*Your goal:* Repeat the records below exactly as they appear.
◆ ◆ ◆ ◆
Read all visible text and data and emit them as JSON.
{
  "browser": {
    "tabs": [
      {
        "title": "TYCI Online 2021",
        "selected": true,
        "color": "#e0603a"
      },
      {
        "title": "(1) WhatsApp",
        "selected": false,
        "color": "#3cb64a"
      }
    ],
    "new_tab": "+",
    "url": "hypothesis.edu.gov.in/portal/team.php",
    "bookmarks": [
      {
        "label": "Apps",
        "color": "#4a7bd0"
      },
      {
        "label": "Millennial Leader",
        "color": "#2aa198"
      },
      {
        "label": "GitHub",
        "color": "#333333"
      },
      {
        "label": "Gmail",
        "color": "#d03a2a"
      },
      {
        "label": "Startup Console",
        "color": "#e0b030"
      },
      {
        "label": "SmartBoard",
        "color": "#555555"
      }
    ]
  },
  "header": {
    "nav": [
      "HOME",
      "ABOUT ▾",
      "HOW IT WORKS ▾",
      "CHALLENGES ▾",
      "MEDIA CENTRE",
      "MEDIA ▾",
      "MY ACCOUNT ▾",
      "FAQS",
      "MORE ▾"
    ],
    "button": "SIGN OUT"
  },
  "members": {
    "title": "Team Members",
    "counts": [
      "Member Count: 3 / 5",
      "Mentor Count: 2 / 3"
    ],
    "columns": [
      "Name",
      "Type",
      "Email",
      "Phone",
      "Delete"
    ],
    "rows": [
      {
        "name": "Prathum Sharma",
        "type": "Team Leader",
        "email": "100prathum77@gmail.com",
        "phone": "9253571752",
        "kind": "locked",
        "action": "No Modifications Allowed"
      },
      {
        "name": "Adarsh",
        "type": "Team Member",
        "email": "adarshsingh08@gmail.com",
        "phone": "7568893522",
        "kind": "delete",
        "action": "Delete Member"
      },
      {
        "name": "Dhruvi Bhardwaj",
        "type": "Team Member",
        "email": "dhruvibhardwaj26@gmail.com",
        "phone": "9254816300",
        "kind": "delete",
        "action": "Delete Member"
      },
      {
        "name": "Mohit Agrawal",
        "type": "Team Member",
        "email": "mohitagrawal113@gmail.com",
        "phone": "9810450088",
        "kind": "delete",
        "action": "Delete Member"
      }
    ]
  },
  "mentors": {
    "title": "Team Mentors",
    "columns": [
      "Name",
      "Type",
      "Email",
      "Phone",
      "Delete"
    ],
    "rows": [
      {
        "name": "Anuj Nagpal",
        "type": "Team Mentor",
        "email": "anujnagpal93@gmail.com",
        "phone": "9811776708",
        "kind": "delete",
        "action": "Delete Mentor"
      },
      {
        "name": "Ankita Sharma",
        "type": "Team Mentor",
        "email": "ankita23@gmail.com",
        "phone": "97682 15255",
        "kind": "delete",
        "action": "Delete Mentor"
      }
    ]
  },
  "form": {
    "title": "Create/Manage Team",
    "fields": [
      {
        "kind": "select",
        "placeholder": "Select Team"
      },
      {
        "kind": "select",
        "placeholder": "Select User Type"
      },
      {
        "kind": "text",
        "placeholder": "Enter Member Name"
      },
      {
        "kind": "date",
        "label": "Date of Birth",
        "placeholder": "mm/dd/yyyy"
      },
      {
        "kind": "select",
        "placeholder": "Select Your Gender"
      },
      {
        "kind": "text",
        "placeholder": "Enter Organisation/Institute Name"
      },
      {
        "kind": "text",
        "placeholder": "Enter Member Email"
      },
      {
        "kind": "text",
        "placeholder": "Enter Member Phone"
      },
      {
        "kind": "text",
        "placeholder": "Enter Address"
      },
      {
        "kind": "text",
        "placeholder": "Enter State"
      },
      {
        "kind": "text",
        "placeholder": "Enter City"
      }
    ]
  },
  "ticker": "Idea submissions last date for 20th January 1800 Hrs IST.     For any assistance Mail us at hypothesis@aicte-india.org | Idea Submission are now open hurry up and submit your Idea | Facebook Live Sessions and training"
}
◆ ◆ ◆ ◆
*Written answer:*
Read all visible text and data and emit them as JSON.
{
  "browser": {
    "tabs": [
      {
        "title": "TYCI Online 2021",
        "selected": true,
        "color": "#e0603a"
      },
      {
        "title": "(1) WhatsApp",
        "selected": false,
        "color": "#3cb64a"
      }
    ],
    "new_tab": "+",
    "url": "hypothesis.edu.gov.in/portal/team.php",
    "bookmarks": [
      {
        "label": "Apps",
        "color": "#4a7bd0"
      },
      {
        "label": "Millennial Leader",
        "color": "#2aa198"
      },
      {
        "label": "GitHub",
        "color": "#333333"
      },
      {
        "label": "Gmail",
        "color": "#d03a2a"
      },
      {
        "label": "Startup Console",
        "color": "#e0b030"
      },
      {
        "label": "SmartBoard",
        "color": "#555555"
      }
    ]
  },
  "header": {
    "nav": [
      "HOME",
      "ABOUT ▾",
      "HOW IT WORKS ▾",
      "CHALLENGES ▾",
      "MEDIA CENTRE",
      "MEDIA ▾",
      "MY ACCOUNT ▾",
      "FAQS",
      "MORE ▾"
    ],
    "button": "SIGN OUT"
  },
  "members": {
    "title": "Team Members",
    "counts": [
      "Member Count: 3 / 5",
      "Mentor Count: 2 / 3"
    ],
    "columns": [
      "Name",
      "Type",
      "Email",
      "Phone",
      "Delete"
    ],
    "rows": [
      {
        "name": "Prathum Sharma",
        "type": "Team Leader",
        "email": "100prathum77@gmail.com",
        "phone": "9253571752",
        "kind": "locked",
        "action": "No Modifications Allowed"
      },
      {
        "name": "Adarsh",
        "type": "Team Member",
        "email": "adarshsingh08@gmail.com",
        "phone": "7568893522",
        "kind": "delete",
        "action": "Delete Member"
      },
      {
        "name": "Dhruvi Bhardwaj",
        "type": "Team Member",
        "email": "dhruvibhardwaj26@gmail.com",
        "phone": "9254816300",
        "kind": "delete",
        "action": "Delete Member"
      },
      {
        "name": "Mohit Agrawal",
        "type": "Team Member",
        "email": "mohitagrawal113@gmail.com",
        "phone": "9810450088",
        "kind": "delete",
        "action": "Delete Member"
      }
    ]
  },
  "mentors": {
    "title": "Team Mentors",
    "columns": [
      "Name",
      "Type",
      "Email",
      "Phone",
      "Delete"
    ],
    "rows": [
      {
        "name": "Anuj Nagpal",
        "type": "Team Mentor",
        "email": "anujnagpal93@gmail.com",
        "phone": "9811776708",
        "kind": "delete",
        "action": "Delete Mentor"
      },
      {
        "name": "Ankita Sharma",
        "type": "Team Mentor",
        "email": "ankita23@gmail.com",
        "phone": "97682 15255",
        "kind": "delete",
        "action": "Delete Mentor"
      }
    ]
  },
  "form": {
    "title": "Create/Manage Team",
    "fields": [
      {
        "kind": "select",
        "placeholder": "Select Team"
      },
      {
        "kind": "select",
        "placeholder": "Select User Type"
      },
      {
        "kind": "text",
        "placeholder": "Enter Member Name"
      },
      {
        "kind": "date",
        "label": "Date of Birth",
        "placeholder": "mm/dd/yyyy"
      },
      {
        "kind": "select",
        "placeholder": "Select Your Gender"
      },
      {
        "kind": "text",
        "placeholder": "Enter Organisation/Institute Name"
      },
      {
        "kind": "text",
        "placeholder": "Enter Member Email"
      },
      {
        "kind": "text",
        "placeholder": "Enter Member Phone"
      },
      {
        "kind": "text",
        "placeholder": "Enter Address"
      },
      {
        "kind": "text",
        "placeholder": "Enter State"
      },
      {
        "kind": "text",
        "placeholder": "Enter City"
      }
    ]
  },
  "ticker": "Idea submissions last date for 20th January 1800 Hrs IST.     For any assistance Mail us at hypothesis@aicte-india.org | Idea Submission are now open hurry up and submit your Idea | Facebook Live Sessions and training"
}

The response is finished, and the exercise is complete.